* STATED TASK *
Provide a single number: the count of lines containing the string "Terminal".

[Data entries]
## BEGIN

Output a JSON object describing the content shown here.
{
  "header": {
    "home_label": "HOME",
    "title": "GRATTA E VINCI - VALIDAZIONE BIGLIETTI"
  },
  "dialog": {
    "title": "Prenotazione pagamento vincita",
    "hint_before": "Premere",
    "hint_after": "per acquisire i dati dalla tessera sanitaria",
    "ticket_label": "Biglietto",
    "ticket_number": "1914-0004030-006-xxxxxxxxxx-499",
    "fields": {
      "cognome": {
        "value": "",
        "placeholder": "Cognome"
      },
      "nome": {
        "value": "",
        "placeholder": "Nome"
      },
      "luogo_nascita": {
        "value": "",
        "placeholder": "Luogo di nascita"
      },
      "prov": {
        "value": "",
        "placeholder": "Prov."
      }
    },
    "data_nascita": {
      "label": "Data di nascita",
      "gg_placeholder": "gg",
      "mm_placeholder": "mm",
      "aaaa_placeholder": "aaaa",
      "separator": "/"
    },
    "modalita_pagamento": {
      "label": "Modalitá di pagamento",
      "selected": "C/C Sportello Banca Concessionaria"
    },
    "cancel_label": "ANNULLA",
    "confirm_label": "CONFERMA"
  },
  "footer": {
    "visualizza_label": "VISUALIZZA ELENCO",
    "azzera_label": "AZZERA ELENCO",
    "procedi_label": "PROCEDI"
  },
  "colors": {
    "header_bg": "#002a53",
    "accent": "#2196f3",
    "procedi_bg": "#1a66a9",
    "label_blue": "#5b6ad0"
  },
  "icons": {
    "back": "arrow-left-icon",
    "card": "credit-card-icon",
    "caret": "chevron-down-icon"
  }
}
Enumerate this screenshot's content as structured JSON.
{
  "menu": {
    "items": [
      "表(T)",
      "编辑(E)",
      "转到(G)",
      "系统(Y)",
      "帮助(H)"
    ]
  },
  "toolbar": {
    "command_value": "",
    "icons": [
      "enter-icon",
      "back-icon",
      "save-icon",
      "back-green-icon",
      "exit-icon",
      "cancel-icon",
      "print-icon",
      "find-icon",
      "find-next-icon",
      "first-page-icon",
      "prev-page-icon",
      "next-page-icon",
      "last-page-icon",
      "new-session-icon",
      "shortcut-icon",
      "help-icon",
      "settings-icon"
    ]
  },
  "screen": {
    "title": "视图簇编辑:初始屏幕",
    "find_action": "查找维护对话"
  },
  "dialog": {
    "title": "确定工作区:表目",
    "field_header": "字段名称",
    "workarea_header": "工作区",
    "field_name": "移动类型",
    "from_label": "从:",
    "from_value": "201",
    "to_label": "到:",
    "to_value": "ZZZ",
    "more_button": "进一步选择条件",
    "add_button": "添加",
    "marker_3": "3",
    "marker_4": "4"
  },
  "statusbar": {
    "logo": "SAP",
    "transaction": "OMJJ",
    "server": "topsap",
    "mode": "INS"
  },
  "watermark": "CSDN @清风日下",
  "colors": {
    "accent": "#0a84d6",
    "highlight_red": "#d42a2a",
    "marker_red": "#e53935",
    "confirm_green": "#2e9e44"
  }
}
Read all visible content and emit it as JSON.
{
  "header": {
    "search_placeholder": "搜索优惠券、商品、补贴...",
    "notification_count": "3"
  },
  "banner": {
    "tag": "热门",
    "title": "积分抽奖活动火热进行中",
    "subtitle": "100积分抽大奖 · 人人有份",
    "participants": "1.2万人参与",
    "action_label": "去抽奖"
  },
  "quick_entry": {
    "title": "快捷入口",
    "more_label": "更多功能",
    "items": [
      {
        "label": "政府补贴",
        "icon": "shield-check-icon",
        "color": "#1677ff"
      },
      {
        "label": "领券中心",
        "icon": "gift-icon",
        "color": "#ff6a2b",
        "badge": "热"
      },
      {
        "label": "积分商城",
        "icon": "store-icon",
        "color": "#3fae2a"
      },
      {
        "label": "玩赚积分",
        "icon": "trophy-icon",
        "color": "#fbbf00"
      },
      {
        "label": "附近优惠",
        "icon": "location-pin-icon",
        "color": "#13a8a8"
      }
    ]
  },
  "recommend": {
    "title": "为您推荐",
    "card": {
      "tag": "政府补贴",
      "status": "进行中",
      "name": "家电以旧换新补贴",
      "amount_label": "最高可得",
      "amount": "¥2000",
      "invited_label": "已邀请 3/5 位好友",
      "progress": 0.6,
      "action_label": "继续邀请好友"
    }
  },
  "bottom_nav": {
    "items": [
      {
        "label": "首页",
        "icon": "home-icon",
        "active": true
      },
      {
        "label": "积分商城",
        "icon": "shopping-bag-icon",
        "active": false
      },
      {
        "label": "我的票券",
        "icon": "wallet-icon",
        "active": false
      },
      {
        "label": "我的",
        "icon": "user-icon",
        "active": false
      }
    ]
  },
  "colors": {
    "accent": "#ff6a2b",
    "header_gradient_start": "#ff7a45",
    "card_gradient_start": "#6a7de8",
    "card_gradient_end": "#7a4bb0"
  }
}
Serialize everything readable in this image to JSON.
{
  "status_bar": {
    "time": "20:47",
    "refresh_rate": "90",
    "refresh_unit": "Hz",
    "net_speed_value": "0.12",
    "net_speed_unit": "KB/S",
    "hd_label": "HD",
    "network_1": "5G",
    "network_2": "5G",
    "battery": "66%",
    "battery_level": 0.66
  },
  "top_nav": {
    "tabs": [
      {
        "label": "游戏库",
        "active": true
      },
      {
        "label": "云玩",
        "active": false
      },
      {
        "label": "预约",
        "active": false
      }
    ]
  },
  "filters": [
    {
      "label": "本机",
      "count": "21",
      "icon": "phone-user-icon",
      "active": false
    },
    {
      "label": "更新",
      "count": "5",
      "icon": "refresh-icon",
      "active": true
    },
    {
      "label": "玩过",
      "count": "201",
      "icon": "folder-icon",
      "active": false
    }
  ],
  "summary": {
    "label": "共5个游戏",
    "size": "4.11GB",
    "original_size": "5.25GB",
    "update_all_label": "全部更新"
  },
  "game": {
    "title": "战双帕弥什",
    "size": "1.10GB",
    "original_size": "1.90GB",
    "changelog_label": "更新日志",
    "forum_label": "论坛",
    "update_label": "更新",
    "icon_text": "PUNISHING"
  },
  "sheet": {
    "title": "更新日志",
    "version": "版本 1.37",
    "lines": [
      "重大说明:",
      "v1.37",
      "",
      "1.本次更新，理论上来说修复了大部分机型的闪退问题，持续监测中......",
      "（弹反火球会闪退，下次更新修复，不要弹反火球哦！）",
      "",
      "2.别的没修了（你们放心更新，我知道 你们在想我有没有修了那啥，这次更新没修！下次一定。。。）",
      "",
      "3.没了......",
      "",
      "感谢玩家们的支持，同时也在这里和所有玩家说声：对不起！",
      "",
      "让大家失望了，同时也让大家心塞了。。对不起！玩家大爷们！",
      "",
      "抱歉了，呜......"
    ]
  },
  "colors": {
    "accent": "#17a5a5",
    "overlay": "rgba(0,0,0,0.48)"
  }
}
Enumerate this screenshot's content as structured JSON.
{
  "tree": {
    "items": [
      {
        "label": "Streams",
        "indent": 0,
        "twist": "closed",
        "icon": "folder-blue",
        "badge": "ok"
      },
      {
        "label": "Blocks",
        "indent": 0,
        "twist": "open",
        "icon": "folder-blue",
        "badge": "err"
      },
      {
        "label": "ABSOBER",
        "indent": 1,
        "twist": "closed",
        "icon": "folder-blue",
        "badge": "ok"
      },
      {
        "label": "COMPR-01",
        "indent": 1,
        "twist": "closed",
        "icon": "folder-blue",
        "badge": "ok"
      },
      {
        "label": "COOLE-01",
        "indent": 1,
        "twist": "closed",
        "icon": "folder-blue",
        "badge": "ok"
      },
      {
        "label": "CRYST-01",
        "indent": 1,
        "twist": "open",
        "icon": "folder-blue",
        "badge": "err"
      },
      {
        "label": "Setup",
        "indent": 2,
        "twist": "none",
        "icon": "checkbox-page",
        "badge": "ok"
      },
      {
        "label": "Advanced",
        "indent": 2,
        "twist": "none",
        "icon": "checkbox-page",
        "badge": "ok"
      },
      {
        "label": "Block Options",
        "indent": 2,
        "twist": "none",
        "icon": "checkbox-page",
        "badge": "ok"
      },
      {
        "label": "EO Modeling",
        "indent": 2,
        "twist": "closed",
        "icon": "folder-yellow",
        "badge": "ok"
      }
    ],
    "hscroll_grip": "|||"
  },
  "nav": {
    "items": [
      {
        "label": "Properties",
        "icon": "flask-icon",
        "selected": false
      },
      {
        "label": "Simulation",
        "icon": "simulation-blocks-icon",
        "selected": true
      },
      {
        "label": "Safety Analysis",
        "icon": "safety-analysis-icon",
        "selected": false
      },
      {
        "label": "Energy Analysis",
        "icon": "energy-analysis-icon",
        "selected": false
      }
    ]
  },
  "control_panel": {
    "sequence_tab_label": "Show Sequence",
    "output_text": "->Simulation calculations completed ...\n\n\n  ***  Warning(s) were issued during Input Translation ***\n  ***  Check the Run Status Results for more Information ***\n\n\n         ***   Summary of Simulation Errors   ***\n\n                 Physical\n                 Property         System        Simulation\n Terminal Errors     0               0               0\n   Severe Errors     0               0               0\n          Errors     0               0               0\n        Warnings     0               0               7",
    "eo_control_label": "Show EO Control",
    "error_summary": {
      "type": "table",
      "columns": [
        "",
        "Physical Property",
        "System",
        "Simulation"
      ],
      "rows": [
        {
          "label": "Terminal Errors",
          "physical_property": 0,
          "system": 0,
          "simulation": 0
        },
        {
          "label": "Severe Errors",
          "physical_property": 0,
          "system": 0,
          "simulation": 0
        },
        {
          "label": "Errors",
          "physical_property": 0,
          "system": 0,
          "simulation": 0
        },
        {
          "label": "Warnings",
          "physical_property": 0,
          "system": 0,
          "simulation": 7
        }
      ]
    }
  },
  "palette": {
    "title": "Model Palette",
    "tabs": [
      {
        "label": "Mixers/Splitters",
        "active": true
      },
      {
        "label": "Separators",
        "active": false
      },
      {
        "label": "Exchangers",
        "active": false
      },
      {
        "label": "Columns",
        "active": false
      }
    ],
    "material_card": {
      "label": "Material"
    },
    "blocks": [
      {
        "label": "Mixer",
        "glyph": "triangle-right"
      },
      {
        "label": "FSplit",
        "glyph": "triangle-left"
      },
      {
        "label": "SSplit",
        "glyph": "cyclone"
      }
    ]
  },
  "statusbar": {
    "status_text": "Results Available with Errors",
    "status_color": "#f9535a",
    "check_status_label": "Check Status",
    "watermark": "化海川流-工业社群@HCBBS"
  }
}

## END

* SOLUTION TO THE PROBLEM *
2